Could you return every line of the listing below verbatim, with no changes?

——————————

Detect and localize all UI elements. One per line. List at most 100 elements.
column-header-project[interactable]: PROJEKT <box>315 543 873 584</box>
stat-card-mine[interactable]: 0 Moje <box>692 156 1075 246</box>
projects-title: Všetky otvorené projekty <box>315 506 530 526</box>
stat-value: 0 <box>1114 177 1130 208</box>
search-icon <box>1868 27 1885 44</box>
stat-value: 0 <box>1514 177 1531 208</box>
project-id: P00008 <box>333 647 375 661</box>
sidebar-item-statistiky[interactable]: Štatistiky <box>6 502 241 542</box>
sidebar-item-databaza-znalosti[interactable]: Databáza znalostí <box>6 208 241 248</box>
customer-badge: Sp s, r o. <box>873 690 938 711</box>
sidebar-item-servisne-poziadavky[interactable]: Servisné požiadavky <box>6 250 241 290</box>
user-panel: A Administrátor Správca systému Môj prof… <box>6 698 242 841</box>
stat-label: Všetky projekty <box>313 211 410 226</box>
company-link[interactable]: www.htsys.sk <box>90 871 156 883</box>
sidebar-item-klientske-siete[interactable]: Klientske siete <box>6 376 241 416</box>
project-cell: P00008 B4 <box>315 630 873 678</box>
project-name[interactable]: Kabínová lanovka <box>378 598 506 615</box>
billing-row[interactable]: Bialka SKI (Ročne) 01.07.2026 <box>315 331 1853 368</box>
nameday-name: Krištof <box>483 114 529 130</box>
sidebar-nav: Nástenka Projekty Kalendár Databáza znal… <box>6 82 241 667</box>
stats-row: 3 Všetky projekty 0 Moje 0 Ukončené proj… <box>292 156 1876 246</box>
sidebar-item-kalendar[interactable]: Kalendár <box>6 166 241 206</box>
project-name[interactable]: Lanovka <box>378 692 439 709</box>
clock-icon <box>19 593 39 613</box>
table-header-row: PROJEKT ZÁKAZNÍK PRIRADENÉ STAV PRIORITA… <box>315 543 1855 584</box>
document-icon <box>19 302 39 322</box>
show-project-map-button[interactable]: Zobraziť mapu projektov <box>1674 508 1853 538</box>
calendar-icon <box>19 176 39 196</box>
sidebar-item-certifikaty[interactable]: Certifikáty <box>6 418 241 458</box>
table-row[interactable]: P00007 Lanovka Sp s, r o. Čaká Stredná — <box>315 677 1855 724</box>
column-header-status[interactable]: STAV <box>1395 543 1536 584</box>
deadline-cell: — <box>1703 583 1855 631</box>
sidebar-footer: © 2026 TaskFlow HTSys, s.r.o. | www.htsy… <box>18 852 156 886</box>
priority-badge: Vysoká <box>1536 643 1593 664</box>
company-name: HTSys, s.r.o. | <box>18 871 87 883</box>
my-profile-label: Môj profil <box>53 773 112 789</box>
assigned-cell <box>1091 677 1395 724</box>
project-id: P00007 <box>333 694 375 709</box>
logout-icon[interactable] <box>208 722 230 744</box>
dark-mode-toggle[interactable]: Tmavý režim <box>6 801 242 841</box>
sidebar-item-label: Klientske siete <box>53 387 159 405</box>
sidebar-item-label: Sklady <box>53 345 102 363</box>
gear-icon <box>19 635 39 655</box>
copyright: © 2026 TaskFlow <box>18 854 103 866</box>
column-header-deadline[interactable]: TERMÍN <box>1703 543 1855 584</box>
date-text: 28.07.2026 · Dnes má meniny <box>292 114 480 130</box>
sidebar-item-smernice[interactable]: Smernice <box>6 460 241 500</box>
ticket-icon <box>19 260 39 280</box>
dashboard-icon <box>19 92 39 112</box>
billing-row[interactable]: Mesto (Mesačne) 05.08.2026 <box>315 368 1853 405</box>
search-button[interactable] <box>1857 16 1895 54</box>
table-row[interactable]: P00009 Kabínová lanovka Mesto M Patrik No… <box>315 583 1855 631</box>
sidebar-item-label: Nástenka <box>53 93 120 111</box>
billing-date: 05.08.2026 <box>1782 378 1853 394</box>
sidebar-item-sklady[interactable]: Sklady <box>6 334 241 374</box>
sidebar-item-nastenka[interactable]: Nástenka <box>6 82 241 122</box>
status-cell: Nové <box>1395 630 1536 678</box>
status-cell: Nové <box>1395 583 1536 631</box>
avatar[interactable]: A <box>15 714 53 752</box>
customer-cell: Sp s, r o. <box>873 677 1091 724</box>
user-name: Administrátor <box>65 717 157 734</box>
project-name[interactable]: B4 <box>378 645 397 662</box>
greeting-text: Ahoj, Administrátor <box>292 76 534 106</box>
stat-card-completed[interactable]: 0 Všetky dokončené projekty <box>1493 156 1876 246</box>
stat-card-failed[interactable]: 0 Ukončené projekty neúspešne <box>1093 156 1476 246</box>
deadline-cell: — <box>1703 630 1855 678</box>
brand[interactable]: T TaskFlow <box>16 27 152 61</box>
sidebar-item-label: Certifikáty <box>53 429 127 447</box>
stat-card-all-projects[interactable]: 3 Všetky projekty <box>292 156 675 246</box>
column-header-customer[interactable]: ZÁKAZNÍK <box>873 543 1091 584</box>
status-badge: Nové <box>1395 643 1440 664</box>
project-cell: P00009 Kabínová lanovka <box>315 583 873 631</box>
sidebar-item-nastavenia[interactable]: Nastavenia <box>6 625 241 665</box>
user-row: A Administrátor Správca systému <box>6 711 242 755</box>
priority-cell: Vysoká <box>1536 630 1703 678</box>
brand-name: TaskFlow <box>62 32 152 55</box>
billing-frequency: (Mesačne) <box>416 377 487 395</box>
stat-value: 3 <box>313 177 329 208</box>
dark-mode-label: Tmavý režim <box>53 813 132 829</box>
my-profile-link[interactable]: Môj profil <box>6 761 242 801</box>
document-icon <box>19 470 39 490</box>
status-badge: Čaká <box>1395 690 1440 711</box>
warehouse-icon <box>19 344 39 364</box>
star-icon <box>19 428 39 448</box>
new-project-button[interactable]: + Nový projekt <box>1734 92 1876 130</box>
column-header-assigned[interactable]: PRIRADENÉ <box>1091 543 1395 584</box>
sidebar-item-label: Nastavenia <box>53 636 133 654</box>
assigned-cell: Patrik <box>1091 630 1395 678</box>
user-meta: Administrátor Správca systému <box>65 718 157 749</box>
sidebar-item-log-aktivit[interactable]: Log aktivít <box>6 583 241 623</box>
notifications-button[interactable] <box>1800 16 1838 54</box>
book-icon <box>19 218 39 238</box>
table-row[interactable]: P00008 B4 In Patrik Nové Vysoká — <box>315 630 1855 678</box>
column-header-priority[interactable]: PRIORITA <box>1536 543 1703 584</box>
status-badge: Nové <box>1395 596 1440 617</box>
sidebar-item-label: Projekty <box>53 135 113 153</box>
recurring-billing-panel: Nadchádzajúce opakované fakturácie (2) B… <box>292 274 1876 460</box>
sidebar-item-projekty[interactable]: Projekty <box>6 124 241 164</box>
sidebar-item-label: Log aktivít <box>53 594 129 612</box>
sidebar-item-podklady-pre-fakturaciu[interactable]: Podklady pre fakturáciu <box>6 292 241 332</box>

——————————

SOLUTION:
Detect and localize all UI elements. One per line. List at most 100 elements.
column-header-project[interactable]: PROJEKT <box>315 543 873 584</box>
stat-card-mine[interactable]: 0 Moje <box>692 156 1075 246</box>
projects-title: Všetky otvorené projekty <box>315 506 530 526</box>
stat-value: 0 <box>1114 177 1130 208</box>
search-icon <box>1868 27 1885 44</box>
stat-value: 0 <box>1514 177 1531 208</box>
project-id: P00008 <box>333 647 375 661</box>
sidebar-item-statistiky[interactable]: Štatistiky <box>6 502 241 542</box>
sidebar-item-databaza-znalosti[interactable]: Databáza znalostí <box>6 208 241 248</box>
customer-badge: Sp s, r o. <box>873 690 938 711</box>
sidebar-item-servisne-poziadavky[interactable]: Servisné požiadavky <box>6 250 241 290</box>
user-panel: A Administrátor Správca systému Môj prof… <box>6 698 242 841</box>
stat-label: Všetky projekty <box>313 211 410 226</box>
company-link[interactable]: www.htsys.sk <box>90 871 156 883</box>
sidebar-item-klientske-siete[interactable]: Klientske siete <box>6 376 241 416</box>
project-cell: P00008 B4 <box>315 630 873 678</box>
project-name[interactable]: Kabínová lanovka <box>378 598 506 615</box>
billing-row[interactable]: Bialka SKI (Ročne) 01.07.2026 <box>315 331 1853 368</box>
nameday-name: Krištof <box>483 114 529 130</box>
sidebar-nav: Nástenka Projekty Kalendár Databáza znal… <box>6 82 241 667</box>
stats-row: 3 Všetky projekty 0 Moje 0 Ukončené proj… <box>292 156 1876 246</box>
sidebar-item-kalendar[interactable]: Kalendár <box>6 166 241 206</box>
project-name[interactable]: Lanovka <box>378 692 439 709</box>
clock-icon <box>19 593 39 613</box>
table-header-row: PROJEKT ZÁKAZNÍK PRIRADENÉ STAV PRIORITA… <box>315 543 1855 584</box>
document-icon <box>19 302 39 322</box>
show-project-map-button[interactable]: Zobraziť mapu projektov <box>1674 508 1853 538</box>
calendar-icon <box>19 176 39 196</box>
sidebar-item-certifikaty[interactable]: Certifikáty <box>6 418 241 458</box>
table-row[interactable]: P00007 Lanovka Sp s, r o. Čaká Stredná — <box>315 677 1855 724</box>
column-header-status[interactable]: STAV <box>1395 543 1536 584</box>
deadline-cell: — <box>1703 583 1855 631</box>
sidebar-footer: © 2026 TaskFlow HTSys, s.r.o. | www.htsy… <box>18 852 156 886</box>
priority-badge: Vysoká <box>1536 643 1593 664</box>
company-name: HTSys, s.r.o. | <box>18 871 87 883</box>
my-profile-label: Môj profil <box>53 773 112 789</box>
assigned-cell <box>1091 677 1395 724</box>
project-id: P00007 <box>333 694 375 709</box>
logout-icon[interactable] <box>208 722 230 744</box>
dark-mode-toggle[interactable]: Tmavý režim <box>6 801 242 841</box>
sidebar-item-label: Klientske siete <box>53 387 159 405</box>
sidebar-item-label: Sklady <box>53 345 102 363</box>
gear-icon <box>19 635 39 655</box>
copyright: © 2026 TaskFlow <box>18 854 103 866</box>
column-header-deadline[interactable]: TERMÍN <box>1703 543 1855 584</box>
date-text: 28.07.2026 · Dnes má meniny <box>292 114 480 130</box>
sidebar-item-smernice[interactable]: Smernice <box>6 460 241 500</box>
ticket-icon <box>19 260 39 280</box>
dashboard-icon <box>19 92 39 112</box>
billing-row[interactable]: Mesto (Mesačne) 05.08.2026 <box>315 368 1853 405</box>
search-button[interactable] <box>1857 16 1895 54</box>
table-row[interactable]: P00009 Kabínová lanovka Mesto M Patrik No… <box>315 583 1855 631</box>
sidebar-item-label: Nástenka <box>53 93 120 111</box>
billing-date: 05.08.2026 <box>1782 378 1853 394</box>
sidebar-item-sklady[interactable]: Sklady <box>6 334 241 374</box>
sidebar-item-nastenka[interactable]: Nástenka <box>6 82 241 122</box>
status-cell: Nové <box>1395 630 1536 678</box>
status-cell: Nové <box>1395 583 1536 631</box>
avatar[interactable]: A <box>15 714 53 752</box>
customer-cell: Sp s, r o. <box>873 677 1091 724</box>
user-name: Administrátor <box>65 717 157 734</box>
project-name[interactable]: B4 <box>378 645 397 662</box>
greeting-text: Ahoj, Administrátor <box>292 76 534 106</box>
stat-card-completed[interactable]: 0 Všetky dokončené projekty <box>1493 156 1876 246</box>
stat-card-failed[interactable]: 0 Ukončené projekty neúspešne <box>1093 156 1476 246</box>
deadline-cell: — <box>1703 630 1855 678</box>
brand[interactable]: T TaskFlow <box>16 27 152 61</box>
sidebar-item-label: Certifikáty <box>53 429 127 447</box>
stat-card-all-projects[interactable]: 3 Všetky projekty <box>292 156 675 246</box>
column-header-customer[interactable]: ZÁKAZNÍK <box>873 543 1091 584</box>
status-badge: Nové <box>1395 643 1440 664</box>
project-cell: P00009 Kabínová lanovka <box>315 583 873 631</box>
sidebar-item-nastavenia[interactable]: Nastavenia <box>6 625 241 665</box>
user-row: A Administrátor Správca systému <box>6 711 242 755</box>
priority-cell: Vysoká <box>1536 630 1703 678</box>
brand-name: TaskFlow <box>62 32 152 55</box>
billing-frequency: (Mesačne) <box>416 377 487 395</box>
stat-value: 3 <box>313 177 329 208</box>
dark-mode-label: Tmavý režim <box>53 813 132 829</box>
my-profile-link[interactable]: Môj profil <box>6 761 242 801</box>
document-icon <box>19 470 39 490</box>
status-badge: Čaká <box>1395 690 1440 711</box>
warehouse-icon <box>19 344 39 364</box>
star-icon <box>19 428 39 448</box>
new-project-button[interactable]: + Nový projekt <box>1734 92 1876 130</box>
column-header-assigned[interactable]: PRIRADENÉ <box>1091 543 1395 584</box>
sidebar-item-label: Nastavenia <box>53 636 133 654</box>
assigned-cell: Patrik <box>1091 630 1395 678</box>
user-meta: Administrátor Správca systému <box>65 718 157 749</box>
sidebar-item-log-aktivit[interactable]: Log aktivít <box>6 583 241 623</box>
notifications-button[interactable] <box>1800 16 1838 54</box>
book-icon <box>19 218 39 238</box>
table-row[interactable]: P00008 B4 In Patrik Nové Vysoká — <box>315 630 1855 678</box>
column-header-priority[interactable]: PRIORITA <box>1536 543 1703 584</box>
status-badge: Nové <box>1395 596 1440 617</box>
sidebar-item-label: Projekty <box>53 135 113 153</box>
recurring-billing-panel: Nadchádzajúce opakované fakturácie (2) B… <box>292 274 1876 460</box>
sidebar-item-projekty[interactable]: Projekty <box>6 124 241 164</box>
sidebar-item-label: Log aktivít <box>53 594 129 612</box>
sidebar-item-podklady-pre-fakturaciu[interactable]: Podklady pre fakturáciu <box>6 292 241 332</box>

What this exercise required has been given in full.